● **WRITTEN TASK**: Pull out every line below containing the word "JSON".
* start RECORD SET *
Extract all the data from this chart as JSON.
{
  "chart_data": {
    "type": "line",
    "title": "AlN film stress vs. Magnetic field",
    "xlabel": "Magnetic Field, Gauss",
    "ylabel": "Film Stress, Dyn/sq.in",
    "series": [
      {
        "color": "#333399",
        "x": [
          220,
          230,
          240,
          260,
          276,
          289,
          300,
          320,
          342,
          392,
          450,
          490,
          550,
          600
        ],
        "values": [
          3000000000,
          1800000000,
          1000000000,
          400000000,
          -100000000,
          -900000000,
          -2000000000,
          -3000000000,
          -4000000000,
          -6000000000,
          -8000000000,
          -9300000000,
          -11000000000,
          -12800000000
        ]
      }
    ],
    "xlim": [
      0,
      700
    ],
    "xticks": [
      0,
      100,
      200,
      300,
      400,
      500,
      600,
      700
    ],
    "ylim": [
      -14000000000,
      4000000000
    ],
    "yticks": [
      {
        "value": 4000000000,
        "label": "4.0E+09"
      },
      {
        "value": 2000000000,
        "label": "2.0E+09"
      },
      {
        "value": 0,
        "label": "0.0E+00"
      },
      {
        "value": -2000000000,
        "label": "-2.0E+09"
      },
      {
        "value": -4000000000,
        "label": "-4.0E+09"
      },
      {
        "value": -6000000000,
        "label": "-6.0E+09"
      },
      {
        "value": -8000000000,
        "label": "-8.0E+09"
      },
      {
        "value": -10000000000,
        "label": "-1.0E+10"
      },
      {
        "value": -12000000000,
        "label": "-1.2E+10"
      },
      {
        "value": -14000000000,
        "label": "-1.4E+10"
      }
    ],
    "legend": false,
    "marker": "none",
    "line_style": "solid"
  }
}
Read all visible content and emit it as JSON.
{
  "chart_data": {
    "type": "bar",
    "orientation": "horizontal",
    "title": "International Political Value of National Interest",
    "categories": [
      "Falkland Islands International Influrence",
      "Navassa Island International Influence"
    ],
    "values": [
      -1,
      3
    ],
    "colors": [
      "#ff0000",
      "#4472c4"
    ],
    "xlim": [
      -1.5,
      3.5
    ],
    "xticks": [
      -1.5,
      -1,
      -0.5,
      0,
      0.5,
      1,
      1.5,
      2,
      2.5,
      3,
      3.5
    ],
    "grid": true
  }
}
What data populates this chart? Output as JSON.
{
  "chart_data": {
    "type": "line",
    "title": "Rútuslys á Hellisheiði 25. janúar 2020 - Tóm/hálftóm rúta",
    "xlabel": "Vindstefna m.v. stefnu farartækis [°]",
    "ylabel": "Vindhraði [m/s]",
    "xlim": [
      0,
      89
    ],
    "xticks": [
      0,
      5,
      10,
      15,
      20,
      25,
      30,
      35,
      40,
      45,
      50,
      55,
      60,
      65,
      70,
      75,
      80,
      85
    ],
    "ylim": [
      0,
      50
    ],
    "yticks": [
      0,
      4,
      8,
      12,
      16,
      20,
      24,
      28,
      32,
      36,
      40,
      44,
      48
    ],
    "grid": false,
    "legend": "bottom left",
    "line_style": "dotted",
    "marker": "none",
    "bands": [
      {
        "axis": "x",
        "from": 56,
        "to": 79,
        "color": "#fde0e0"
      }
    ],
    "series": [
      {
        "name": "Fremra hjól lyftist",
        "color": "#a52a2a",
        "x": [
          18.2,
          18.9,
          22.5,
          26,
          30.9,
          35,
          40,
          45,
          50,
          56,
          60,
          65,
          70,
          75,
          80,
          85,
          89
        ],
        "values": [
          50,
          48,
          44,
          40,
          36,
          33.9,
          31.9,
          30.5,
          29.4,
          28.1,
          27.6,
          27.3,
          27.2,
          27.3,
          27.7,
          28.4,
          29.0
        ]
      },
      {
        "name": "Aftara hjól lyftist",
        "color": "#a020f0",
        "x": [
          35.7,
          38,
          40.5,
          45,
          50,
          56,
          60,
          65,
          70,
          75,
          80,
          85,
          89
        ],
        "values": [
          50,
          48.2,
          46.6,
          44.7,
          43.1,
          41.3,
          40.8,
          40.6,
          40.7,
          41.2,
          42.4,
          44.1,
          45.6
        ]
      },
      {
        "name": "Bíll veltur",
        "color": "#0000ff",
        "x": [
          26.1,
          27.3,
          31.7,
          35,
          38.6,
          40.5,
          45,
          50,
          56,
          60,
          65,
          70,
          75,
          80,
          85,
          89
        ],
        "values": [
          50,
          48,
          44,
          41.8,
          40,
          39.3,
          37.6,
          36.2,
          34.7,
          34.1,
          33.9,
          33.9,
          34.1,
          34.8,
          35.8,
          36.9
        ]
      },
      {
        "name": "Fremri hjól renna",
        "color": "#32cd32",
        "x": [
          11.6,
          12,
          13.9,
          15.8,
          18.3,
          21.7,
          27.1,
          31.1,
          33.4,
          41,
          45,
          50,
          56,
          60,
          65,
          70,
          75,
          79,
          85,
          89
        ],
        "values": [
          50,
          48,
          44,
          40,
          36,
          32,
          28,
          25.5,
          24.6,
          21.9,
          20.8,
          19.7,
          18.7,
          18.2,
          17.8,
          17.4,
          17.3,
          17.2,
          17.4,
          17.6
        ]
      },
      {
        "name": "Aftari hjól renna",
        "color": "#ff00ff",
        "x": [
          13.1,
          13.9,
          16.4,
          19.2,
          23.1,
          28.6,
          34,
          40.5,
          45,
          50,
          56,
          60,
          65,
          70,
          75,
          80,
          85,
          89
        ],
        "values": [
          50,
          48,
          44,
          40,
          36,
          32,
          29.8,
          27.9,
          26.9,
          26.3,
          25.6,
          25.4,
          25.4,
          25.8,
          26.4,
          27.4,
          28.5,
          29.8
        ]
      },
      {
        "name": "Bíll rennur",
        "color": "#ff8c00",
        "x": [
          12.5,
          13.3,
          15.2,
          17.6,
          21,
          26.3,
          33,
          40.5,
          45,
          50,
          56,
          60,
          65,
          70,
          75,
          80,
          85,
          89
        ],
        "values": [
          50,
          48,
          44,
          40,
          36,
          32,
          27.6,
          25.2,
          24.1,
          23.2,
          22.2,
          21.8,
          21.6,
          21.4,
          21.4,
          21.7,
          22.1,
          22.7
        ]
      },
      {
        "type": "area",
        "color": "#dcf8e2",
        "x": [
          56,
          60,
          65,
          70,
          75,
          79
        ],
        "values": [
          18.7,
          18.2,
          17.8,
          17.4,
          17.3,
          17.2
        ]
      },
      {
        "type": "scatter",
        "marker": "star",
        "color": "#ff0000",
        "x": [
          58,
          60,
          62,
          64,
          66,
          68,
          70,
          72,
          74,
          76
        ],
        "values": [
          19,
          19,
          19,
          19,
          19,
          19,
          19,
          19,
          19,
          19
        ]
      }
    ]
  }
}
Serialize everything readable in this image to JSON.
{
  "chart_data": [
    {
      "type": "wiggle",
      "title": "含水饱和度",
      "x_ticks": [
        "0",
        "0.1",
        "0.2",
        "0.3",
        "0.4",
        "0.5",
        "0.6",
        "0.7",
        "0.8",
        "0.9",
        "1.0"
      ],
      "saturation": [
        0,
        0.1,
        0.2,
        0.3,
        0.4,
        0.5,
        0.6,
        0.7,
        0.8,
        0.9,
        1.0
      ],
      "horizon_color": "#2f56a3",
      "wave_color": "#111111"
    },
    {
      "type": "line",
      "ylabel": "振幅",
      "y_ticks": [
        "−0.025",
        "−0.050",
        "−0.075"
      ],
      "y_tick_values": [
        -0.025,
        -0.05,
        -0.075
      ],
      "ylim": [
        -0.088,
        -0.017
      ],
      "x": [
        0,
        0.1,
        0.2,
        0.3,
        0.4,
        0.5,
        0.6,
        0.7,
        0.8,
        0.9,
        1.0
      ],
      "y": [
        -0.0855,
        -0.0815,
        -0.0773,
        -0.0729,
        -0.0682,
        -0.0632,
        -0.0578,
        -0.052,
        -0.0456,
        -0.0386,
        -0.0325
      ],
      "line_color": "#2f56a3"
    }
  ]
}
* end RECORD SET *
● **TASK RESPONSE**:
Extract all the data from this chart as JSON.
Read all visible content and emit it as JSON.
What data populates this chart? Output as JSON.
Serialize everything readable in this image to JSON.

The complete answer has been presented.